== Set task ==
Revise the items below by changing every "interactable" to "clickable" and keeping everything else the same. Leave the pictures out of your answer.

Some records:
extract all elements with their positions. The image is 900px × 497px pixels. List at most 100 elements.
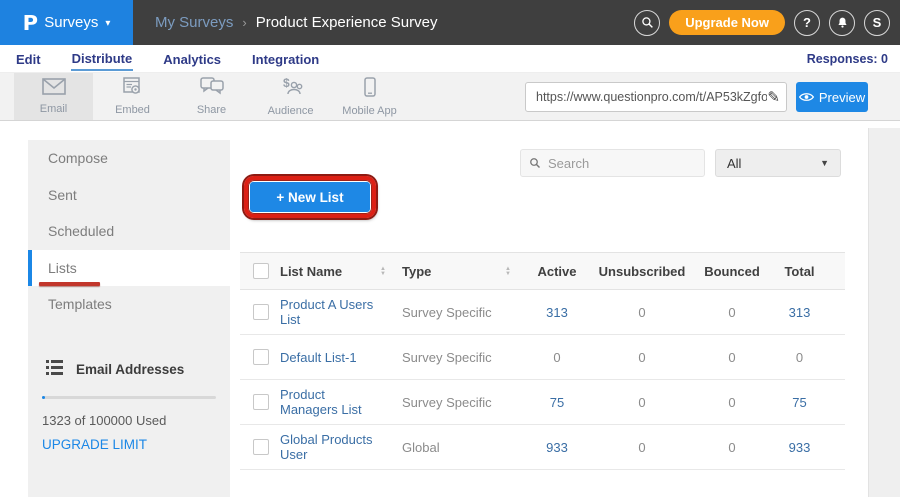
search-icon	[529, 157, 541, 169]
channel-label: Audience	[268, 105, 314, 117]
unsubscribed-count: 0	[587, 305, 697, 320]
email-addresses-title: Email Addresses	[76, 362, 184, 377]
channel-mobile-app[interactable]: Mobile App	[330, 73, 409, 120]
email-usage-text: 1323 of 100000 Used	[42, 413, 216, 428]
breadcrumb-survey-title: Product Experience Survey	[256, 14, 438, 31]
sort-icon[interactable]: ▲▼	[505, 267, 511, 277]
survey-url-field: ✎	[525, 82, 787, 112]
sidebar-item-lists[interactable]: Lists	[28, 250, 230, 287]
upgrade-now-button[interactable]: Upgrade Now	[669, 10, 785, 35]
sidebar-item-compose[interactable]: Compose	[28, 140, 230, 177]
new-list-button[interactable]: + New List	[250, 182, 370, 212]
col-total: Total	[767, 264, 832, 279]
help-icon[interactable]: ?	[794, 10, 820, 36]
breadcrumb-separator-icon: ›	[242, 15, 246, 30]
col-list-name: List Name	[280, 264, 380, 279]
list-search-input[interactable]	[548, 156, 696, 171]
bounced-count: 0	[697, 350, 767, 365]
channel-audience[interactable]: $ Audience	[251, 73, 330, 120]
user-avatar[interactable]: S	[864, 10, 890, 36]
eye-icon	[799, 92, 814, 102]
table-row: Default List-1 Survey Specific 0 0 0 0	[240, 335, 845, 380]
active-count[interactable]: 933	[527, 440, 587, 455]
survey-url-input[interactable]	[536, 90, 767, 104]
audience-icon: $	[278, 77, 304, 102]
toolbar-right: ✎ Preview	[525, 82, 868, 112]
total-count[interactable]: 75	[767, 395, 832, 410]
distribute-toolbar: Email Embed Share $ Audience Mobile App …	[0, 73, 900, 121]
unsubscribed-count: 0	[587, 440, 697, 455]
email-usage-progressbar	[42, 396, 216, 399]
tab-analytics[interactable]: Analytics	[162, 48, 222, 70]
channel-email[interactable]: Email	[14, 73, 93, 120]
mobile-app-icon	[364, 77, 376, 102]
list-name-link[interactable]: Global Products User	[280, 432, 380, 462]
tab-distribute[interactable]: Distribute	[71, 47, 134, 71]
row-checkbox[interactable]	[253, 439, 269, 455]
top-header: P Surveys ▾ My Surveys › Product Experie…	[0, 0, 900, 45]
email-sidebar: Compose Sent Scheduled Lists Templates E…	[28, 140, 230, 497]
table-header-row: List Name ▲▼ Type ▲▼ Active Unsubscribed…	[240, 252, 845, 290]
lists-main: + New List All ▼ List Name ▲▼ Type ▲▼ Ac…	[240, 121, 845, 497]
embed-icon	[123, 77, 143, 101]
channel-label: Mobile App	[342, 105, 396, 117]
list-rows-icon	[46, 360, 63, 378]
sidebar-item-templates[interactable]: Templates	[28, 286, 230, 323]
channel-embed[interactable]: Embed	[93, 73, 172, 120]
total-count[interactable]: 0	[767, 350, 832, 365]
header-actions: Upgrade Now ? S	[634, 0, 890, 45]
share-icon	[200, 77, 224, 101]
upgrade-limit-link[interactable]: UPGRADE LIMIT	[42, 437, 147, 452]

== Response to this exercise ==
extract all elements with their positions. The image is 900px × 497px pixels. List at most 100 elements.
search-icon	[529, 157, 541, 169]
channel-label: Audience	[268, 105, 314, 117]
unsubscribed-count: 0	[587, 305, 697, 320]
email-addresses-title: Email Addresses	[76, 362, 184, 377]
channel-mobile-app[clickable]: Mobile App	[330, 73, 409, 120]
email-usage-text: 1323 of 100000 Used	[42, 413, 216, 428]
breadcrumb-survey-title: Product Experience Survey	[256, 14, 438, 31]
sort-icon[clickable]: ▲▼	[505, 267, 511, 277]
survey-url-field: ✎	[525, 82, 787, 112]
sidebar-item-lists[clickable]: Lists	[28, 250, 230, 287]
upgrade-now-button[clickable]: Upgrade Now	[669, 10, 785, 35]
sidebar-item-compose[clickable]: Compose	[28, 140, 230, 177]
new-list-button[clickable]: + New List	[250, 182, 370, 212]
col-total: Total	[767, 264, 832, 279]
help-icon[clickable]: ?	[794, 10, 820, 36]
breadcrumb-separator-icon: ›	[242, 15, 246, 30]
col-list-name: List Name	[280, 264, 380, 279]
list-search-input[clickable]	[548, 156, 696, 171]
bounced-count: 0	[697, 350, 767, 365]
channel-audience[clickable]: $ Audience	[251, 73, 330, 120]
user-avatar[clickable]: S	[864, 10, 890, 36]
eye-icon	[799, 92, 814, 102]
table-row: Default List-1 Survey Specific 0 0 0 0	[240, 335, 845, 380]
active-count[clickable]: 933	[527, 440, 587, 455]
survey-url-input[clickable]	[536, 90, 767, 104]
audience-icon: $	[278, 77, 304, 102]
toolbar-right: ✎ Preview	[525, 82, 868, 112]
total-count[clickable]: 75	[767, 395, 832, 410]
distribute-toolbar: Email Embed Share $ Audience Mobile App …	[0, 73, 900, 121]
unsubscribed-count: 0	[587, 440, 697, 455]
email-usage-progressbar	[42, 396, 216, 399]
tab-analytics[clickable]: Analytics	[162, 48, 222, 70]
channel-email[clickable]: Email	[14, 73, 93, 120]
mobile-app-icon	[364, 77, 376, 102]
list-name-link[clickable]: Global Products User	[280, 432, 380, 462]
tab-distribute[clickable]: Distribute	[71, 47, 134, 71]
row-checkbox[clickable]	[253, 439, 269, 455]
top-header: P Surveys ▾ My Surveys › Product Experie…	[0, 0, 900, 45]
email-sidebar: Compose Sent Scheduled Lists Templates E…	[28, 140, 230, 497]
table-header-row: List Name ▲▼ Type ▲▼ Active Unsubscribed…	[240, 252, 845, 290]
lists-main: + New List All ▼ List Name ▲▼ Type ▲▼ Ac…	[240, 121, 845, 497]
embed-icon	[123, 77, 143, 101]
channel-label: Mobile App	[342, 105, 396, 117]
list-rows-icon	[46, 360, 63, 378]
sidebar-item-templates[clickable]: Templates	[28, 286, 230, 323]
channel-embed[clickable]: Embed	[93, 73, 172, 120]
total-count[clickable]: 0	[767, 350, 832, 365]
header-actions: Upgrade Now ? S	[634, 0, 890, 45]
share-icon	[200, 77, 224, 101]
upgrade-limit-link[clickable]: UPGRADE LIMIT	[42, 437, 147, 452]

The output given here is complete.